# Start of Excerpted data

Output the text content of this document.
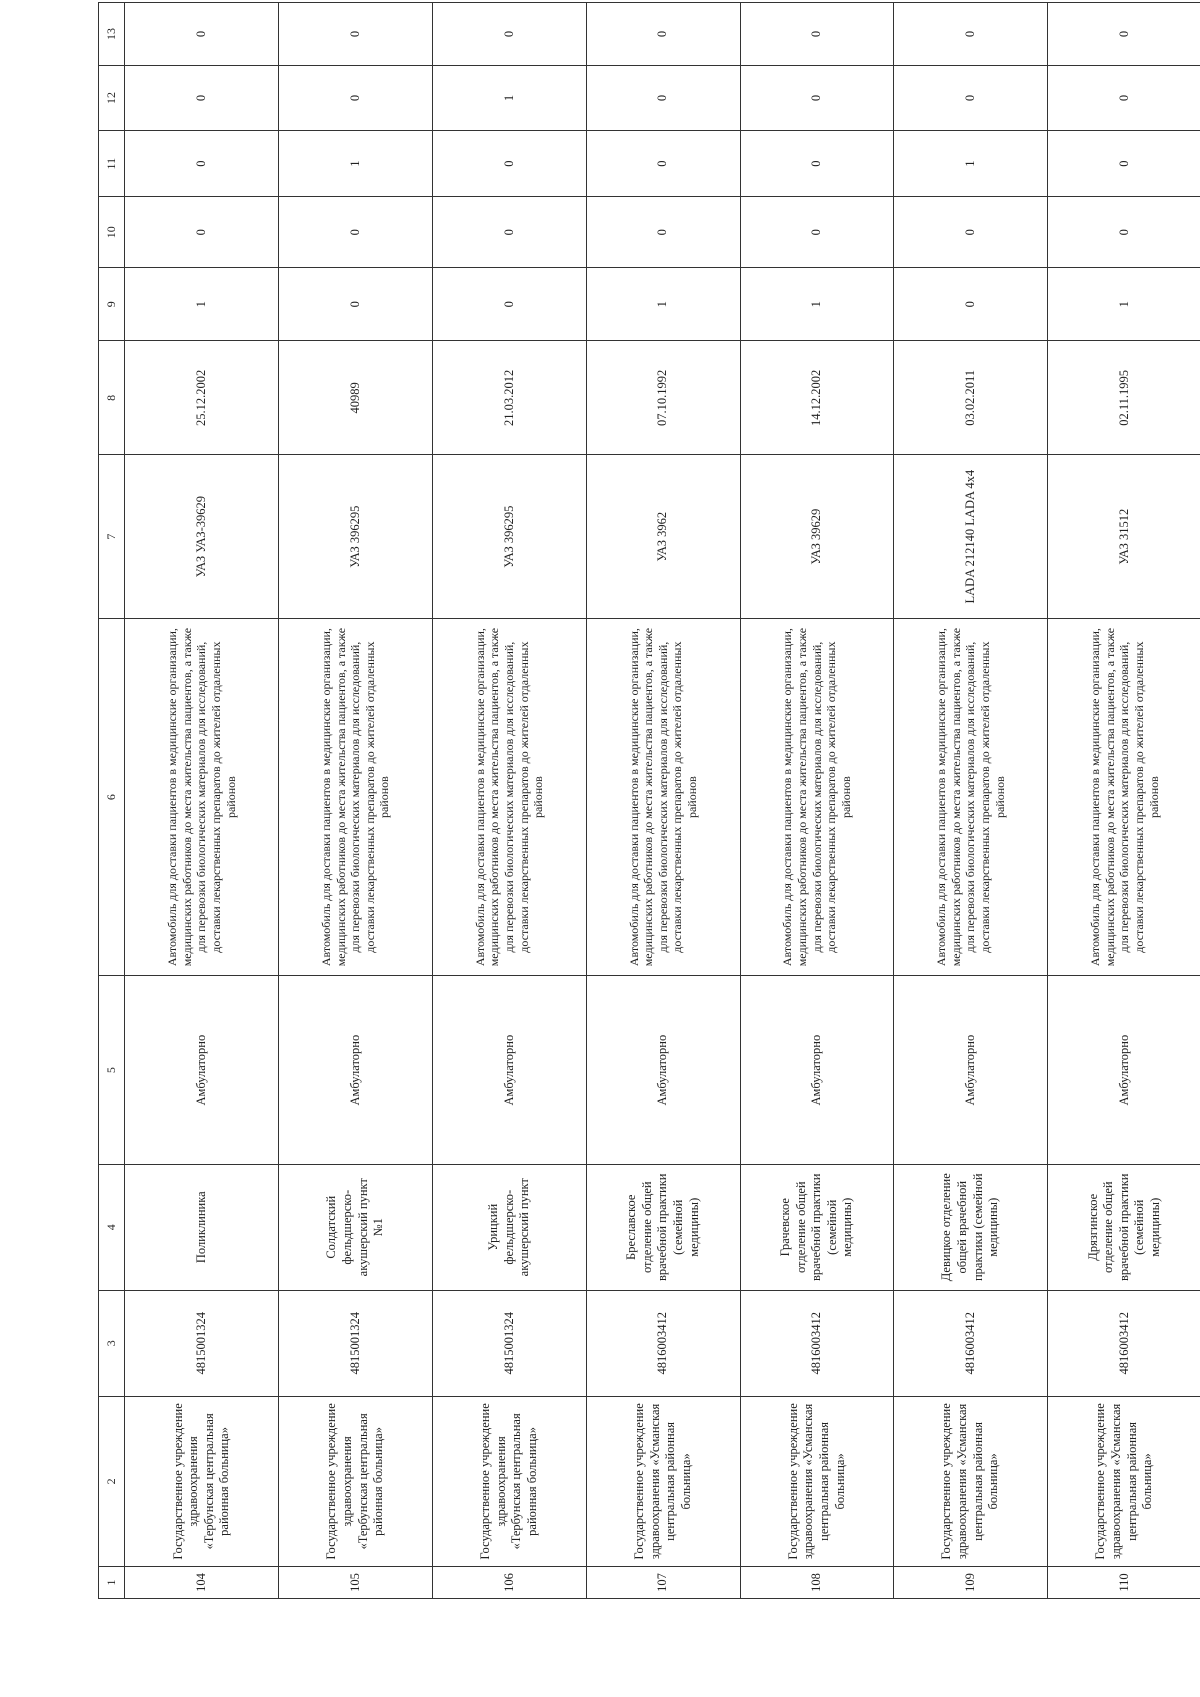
1	2	3	4	5	6	7	8	9	10	11	12	13
104	Государственное учреждение здравоохранения «Тербунская центральная районная больница»	4815001324	Поликлиника	Амбулаторно	Автомобиль для доставки пациентов в медицинские организации, медицинских работников до места жительства пациентов, а также для перевозки биологических материалов для исследований, доставки лекарственных препаратов до жителей отдаленных районов	УАЗ УАЗ-39629	25.12.2002	1	0	0	0	0
105	Государственное учреждение здравоохранения «Тербунская центральная районная больница»	4815001324	Солдатский фельдшерско-акушерский пункт №1	Амбулаторно	Автомобиль для доставки пациентов в медицинские организации, медицинских работников до места жительства пациентов, а также для перевозки биологических материалов для исследований, доставки лекарственных препаратов до жителей отдаленных районов	УАЗ 396295	40989	0	0	1	0	0
106	Государственное учреждение здравоохранения «Тербунская центральная районная больница»	4815001324	Урицкий фельдшерско-акушерский пункт	Амбулаторно	Автомобиль для доставки пациентов в медицинские организации, медицинских работников до места жительства пациентов, а также для перевозки биологических материалов для исследований, доставки лекарственных препаратов до жителей отдаленных районов	УАЗ 396295	21.03.2012	0	0	0	1	0
107	Государственное учреждение здравоохранения «Усманская центральная районная больница»	4816003412	Бреславское отделение общей врачебной практики (семейной медицины)	Амбулаторно	Автомобиль для доставки пациентов в медицинские организации, медицинских работников до места жительства пациентов, а также для перевозки биологических материалов для исследований, доставки лекарственных препаратов до жителей отдаленных районов	УАЗ 3962	07.10.1992	1	0	0	0	0
108	Государственное учреждение здравоохранения «Усманская центральная районная больница»	4816003412	Грачевское отделение общей врачебной практики (семейной медицины)	Амбулаторно	Автомобиль для доставки пациентов в медицинские организации, медицинских работников до места жительства пациентов, а также для перевозки биологических материалов для исследований, доставки лекарственных препаратов до жителей отдаленных районов	УАЗ 39629	14.12.2002	1	0	0	0	0
109	Государственное учреждение здравоохранения «Усманская центральная районная больница»	4816003412	Девицкое отделение общей врачебной практики (семейной медицины)	Амбулаторно	Автомобиль для доставки пациентов в медицинские организации, медицинских работников до места жительства пациентов, а также для перевозки биологических материалов для исследований, доставки лекарственных препаратов до жителей отдаленных районов	LADA 212140 LADA 4x4	03.02.2011	0	0	1	0	0
110	Государственное учреждение здравоохранения «Усманская центральная районная больница»	4816003412	Дрязгинское отделение общей врачебной практики (семейной медицины)	Амбулаторно	Автомобиль для доставки пациентов в медицинские организации, медицинских работников до места жительства пациентов, а также для перевозки биологических материалов для исследований, доставки лекарственных препаратов до жителей отдаленных районов	УАЗ 31512	02.11.1995	1	0	0	0	0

# End of Excerpted data

§ **Goal**
Find and count the lines of the data that include the string "пункт", and report that figure by itself.

§ **Solution to the exercise**
2